— BEGIN Given data —

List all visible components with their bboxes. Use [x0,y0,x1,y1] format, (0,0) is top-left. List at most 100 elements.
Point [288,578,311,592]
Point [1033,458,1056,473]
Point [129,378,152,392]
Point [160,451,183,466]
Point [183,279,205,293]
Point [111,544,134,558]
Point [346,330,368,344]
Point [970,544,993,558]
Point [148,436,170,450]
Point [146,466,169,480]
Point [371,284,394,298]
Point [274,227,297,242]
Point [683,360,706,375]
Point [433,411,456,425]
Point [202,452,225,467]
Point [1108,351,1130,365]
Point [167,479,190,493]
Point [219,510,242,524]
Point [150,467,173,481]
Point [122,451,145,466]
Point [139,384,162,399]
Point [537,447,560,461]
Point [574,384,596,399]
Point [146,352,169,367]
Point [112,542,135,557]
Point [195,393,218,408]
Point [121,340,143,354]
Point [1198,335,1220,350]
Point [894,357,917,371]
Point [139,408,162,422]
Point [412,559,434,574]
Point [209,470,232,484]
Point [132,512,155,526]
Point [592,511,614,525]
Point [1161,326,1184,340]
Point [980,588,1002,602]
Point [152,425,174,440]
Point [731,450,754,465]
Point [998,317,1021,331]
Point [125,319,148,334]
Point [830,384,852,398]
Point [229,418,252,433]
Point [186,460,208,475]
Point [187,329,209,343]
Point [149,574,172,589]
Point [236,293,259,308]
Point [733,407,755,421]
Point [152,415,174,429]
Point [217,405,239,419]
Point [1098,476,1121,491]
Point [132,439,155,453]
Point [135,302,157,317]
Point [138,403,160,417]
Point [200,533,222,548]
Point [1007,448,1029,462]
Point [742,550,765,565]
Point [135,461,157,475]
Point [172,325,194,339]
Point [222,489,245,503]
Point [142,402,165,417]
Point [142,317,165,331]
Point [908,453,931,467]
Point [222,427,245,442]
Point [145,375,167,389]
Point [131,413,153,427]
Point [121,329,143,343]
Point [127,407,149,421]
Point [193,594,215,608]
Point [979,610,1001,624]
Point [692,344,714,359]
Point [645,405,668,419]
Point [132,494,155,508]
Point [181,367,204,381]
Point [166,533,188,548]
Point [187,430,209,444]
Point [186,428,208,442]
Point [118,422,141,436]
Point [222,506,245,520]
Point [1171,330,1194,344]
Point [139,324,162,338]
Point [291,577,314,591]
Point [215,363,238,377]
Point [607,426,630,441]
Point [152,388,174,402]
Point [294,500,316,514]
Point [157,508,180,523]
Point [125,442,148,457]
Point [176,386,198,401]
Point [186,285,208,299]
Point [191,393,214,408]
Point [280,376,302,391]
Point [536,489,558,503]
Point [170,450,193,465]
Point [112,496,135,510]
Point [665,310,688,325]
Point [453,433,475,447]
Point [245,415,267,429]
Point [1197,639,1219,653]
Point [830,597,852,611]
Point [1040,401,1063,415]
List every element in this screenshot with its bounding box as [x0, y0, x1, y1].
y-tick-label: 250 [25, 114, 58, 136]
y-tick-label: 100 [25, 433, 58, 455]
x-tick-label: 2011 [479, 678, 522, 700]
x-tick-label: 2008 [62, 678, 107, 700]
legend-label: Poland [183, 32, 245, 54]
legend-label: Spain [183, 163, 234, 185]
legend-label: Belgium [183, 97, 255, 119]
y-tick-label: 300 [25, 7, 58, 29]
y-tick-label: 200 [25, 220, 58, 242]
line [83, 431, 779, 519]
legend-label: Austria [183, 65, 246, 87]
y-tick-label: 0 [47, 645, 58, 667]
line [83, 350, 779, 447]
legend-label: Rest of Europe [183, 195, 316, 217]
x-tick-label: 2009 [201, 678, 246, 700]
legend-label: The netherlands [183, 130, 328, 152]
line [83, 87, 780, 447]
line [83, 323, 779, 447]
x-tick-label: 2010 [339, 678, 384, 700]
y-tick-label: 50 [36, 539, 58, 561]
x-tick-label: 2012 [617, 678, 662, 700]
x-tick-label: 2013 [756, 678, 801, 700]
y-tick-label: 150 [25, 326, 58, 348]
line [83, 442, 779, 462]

— END Given data —

◆ **What is being asked**
Reproduce all of the records above verbatim, keeping each line in its original order.

◆ **Full output**
List all visible components with their bboxes. Use [x0,y0,x1,y1] format, (0,0) is top-left. List at most 100 elements.
Point [288,578,311,592]
Point [1033,458,1056,473]
Point [129,378,152,392]
Point [160,451,183,466]
Point [183,279,205,293]
Point [111,544,134,558]
Point [346,330,368,344]
Point [970,544,993,558]
Point [148,436,170,450]
Point [146,466,169,480]
Point [371,284,394,298]
Point [274,227,297,242]
Point [683,360,706,375]
Point [433,411,456,425]
Point [202,452,225,467]
Point [1108,351,1130,365]
Point [167,479,190,493]
Point [219,510,242,524]
Point [150,467,173,481]
Point [122,451,145,466]
Point [139,384,162,399]
Point [537,447,560,461]
Point [574,384,596,399]
Point [146,352,169,367]
Point [112,542,135,557]
Point [195,393,218,408]
Point [121,340,143,354]
Point [1198,335,1220,350]
Point [894,357,917,371]
Point [139,408,162,422]
Point [412,559,434,574]
Point [209,470,232,484]
Point [132,512,155,526]
Point [592,511,614,525]
Point [1161,326,1184,340]
Point [980,588,1002,602]
Point [152,425,174,440]
Point [731,450,754,465]
Point [998,317,1021,331]
Point [125,319,148,334]
Point [830,384,852,398]
Point [229,418,252,433]
Point [186,460,208,475]
Point [187,329,209,343]
Point [149,574,172,589]
Point [236,293,259,308]
Point [733,407,755,421]
Point [152,415,174,429]
Point [217,405,239,419]
Point [1098,476,1121,491]
Point [132,439,155,453]
Point [135,302,157,317]
Point [138,403,160,417]
Point [200,533,222,548]
Point [1007,448,1029,462]
Point [742,550,765,565]
Point [135,461,157,475]
Point [172,325,194,339]
Point [222,489,245,503]
Point [142,402,165,417]
Point [142,317,165,331]
Point [908,453,931,467]
Point [222,427,245,442]
Point [145,375,167,389]
Point [131,413,153,427]
Point [121,329,143,343]
Point [127,407,149,421]
Point [193,594,215,608]
Point [979,610,1001,624]
Point [692,344,714,359]
Point [645,405,668,419]
Point [132,494,155,508]
Point [181,367,204,381]
Point [166,533,188,548]
Point [187,430,209,444]
Point [186,428,208,442]
Point [118,422,141,436]
Point [222,506,245,520]
Point [1171,330,1194,344]
Point [139,324,162,338]
Point [291,577,314,591]
Point [215,363,238,377]
Point [607,426,630,441]
Point [152,388,174,402]
Point [294,500,316,514]
Point [157,508,180,523]
Point [125,442,148,457]
Point [176,386,198,401]
Point [186,285,208,299]
Point [191,393,214,408]
Point [280,376,302,391]
Point [536,489,558,503]
Point [170,450,193,465]
Point [112,496,135,510]
Point [665,310,688,325]
Point [453,433,475,447]
Point [245,415,267,429]
Point [1197,639,1219,653]
Point [830,597,852,611]
Point [1040,401,1063,415]
List every element in this screenshot with its bounding box as [x0, y0, x1, y1].
y-tick-label: 250 [25, 114, 58, 136]
y-tick-label: 100 [25, 433, 58, 455]
x-tick-label: 2011 [479, 678, 522, 700]
x-tick-label: 2008 [62, 678, 107, 700]
legend-label: Poland [183, 32, 245, 54]
legend-label: Spain [183, 163, 234, 185]
legend-label: Belgium [183, 97, 255, 119]
y-tick-label: 300 [25, 7, 58, 29]
y-tick-label: 200 [25, 220, 58, 242]
line [83, 431, 779, 519]
legend-label: Austria [183, 65, 246, 87]
y-tick-label: 0 [47, 645, 58, 667]
line [83, 350, 779, 447]
legend-label: Rest of Europe [183, 195, 316, 217]
x-tick-label: 2009 [201, 678, 246, 700]
legend-label: The netherlands [183, 130, 328, 152]
line [83, 87, 780, 447]
line [83, 323, 779, 447]
x-tick-label: 2010 [339, 678, 384, 700]
y-tick-label: 50 [36, 539, 58, 561]
x-tick-label: 2012 [617, 678, 662, 700]
x-tick-label: 2013 [756, 678, 801, 700]
y-tick-label: 150 [25, 326, 58, 348]
line [83, 442, 779, 462]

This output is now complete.